- [Set exercise]: Determine how many lines in these records hold "succession". Only the number is wanted.

- [Supplied material]:

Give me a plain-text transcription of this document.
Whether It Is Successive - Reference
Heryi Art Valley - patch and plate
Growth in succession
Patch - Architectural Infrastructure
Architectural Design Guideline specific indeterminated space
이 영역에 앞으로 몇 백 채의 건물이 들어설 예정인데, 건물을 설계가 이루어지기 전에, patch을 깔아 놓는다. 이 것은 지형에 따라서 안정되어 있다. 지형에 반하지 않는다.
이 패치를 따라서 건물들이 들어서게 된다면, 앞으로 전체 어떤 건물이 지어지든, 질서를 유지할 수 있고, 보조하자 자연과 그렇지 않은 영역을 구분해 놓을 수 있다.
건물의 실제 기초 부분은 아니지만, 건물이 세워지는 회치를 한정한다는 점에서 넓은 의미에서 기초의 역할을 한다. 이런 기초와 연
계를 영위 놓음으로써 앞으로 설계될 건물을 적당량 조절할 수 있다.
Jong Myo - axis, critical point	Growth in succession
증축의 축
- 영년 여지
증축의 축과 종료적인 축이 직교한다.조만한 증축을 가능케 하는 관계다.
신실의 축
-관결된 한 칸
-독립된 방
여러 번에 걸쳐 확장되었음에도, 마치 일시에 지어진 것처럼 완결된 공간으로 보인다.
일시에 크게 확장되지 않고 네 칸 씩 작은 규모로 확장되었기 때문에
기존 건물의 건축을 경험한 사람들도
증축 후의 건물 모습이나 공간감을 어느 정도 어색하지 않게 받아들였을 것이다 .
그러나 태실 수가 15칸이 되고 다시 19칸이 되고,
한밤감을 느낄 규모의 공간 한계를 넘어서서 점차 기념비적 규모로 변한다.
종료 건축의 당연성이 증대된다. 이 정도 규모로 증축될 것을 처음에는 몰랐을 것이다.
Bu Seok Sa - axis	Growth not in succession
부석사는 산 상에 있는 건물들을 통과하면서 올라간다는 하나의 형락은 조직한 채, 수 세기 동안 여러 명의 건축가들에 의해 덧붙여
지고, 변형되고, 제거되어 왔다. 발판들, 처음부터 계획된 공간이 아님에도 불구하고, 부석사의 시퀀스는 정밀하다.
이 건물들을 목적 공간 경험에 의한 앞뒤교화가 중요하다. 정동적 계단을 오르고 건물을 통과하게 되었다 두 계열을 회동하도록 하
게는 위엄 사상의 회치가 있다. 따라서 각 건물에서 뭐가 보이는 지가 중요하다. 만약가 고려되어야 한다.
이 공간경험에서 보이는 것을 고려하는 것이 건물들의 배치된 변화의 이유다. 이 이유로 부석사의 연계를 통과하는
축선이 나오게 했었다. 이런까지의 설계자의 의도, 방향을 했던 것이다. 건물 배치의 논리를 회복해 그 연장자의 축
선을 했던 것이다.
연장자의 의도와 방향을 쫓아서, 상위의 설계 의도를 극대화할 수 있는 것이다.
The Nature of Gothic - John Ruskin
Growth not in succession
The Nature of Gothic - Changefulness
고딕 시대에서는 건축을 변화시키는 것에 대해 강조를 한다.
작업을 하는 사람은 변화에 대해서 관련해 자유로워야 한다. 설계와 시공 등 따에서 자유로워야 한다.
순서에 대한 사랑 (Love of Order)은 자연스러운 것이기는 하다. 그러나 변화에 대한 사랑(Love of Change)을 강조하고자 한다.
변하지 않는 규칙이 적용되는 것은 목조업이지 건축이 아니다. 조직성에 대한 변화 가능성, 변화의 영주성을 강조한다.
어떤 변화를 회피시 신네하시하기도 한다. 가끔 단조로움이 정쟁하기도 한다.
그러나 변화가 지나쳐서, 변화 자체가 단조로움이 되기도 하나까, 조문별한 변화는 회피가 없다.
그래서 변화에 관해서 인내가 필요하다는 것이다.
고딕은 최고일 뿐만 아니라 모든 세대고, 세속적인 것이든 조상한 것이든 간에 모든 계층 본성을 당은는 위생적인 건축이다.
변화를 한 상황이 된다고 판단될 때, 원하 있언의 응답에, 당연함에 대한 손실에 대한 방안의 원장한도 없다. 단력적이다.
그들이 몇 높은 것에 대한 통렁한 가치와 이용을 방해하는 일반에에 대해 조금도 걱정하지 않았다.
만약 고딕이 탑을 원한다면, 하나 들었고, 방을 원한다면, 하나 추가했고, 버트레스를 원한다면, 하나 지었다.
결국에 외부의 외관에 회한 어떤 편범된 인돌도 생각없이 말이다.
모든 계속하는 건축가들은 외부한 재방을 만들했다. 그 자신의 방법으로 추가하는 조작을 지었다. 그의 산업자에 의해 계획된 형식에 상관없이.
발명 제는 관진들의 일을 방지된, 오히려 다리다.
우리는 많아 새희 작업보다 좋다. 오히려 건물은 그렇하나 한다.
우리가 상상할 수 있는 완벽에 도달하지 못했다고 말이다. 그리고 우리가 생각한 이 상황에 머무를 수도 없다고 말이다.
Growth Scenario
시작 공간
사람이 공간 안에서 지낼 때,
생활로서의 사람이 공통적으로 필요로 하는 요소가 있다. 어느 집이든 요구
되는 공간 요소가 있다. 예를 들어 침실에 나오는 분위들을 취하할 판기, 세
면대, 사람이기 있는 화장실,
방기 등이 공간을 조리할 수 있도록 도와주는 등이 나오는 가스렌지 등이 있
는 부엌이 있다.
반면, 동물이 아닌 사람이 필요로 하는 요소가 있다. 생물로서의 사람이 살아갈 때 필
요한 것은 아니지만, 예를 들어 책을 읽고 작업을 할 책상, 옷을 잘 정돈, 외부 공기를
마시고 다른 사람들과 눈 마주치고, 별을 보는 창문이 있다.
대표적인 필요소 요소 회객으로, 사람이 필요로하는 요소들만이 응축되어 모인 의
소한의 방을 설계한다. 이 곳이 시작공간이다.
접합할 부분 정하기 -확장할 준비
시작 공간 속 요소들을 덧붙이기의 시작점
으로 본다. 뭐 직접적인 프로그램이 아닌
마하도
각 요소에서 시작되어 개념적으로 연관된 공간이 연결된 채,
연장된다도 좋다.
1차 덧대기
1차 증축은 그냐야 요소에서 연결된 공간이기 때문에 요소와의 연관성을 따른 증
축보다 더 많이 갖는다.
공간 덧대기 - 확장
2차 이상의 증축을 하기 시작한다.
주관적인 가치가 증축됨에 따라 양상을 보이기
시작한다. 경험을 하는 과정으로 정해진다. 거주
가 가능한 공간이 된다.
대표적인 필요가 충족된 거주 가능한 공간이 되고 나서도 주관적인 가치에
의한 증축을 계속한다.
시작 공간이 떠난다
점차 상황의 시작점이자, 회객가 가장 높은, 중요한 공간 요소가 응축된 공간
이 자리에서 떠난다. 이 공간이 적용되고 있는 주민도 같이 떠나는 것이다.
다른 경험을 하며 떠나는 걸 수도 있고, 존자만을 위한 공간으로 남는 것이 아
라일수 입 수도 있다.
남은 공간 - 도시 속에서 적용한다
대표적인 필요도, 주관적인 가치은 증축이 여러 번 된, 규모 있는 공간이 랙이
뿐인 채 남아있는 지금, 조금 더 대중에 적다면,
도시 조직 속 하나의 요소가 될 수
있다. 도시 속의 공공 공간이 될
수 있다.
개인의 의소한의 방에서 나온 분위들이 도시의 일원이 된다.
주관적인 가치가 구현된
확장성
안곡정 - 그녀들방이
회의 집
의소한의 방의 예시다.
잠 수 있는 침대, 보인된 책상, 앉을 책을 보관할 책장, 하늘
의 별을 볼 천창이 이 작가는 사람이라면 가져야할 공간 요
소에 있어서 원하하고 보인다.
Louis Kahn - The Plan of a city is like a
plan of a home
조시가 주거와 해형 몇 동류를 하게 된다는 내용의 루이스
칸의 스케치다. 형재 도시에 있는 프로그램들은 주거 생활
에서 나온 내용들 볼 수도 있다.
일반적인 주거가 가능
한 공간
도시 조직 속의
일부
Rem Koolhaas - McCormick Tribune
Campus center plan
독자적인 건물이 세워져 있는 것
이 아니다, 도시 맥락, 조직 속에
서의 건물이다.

- [Problem solution]: 4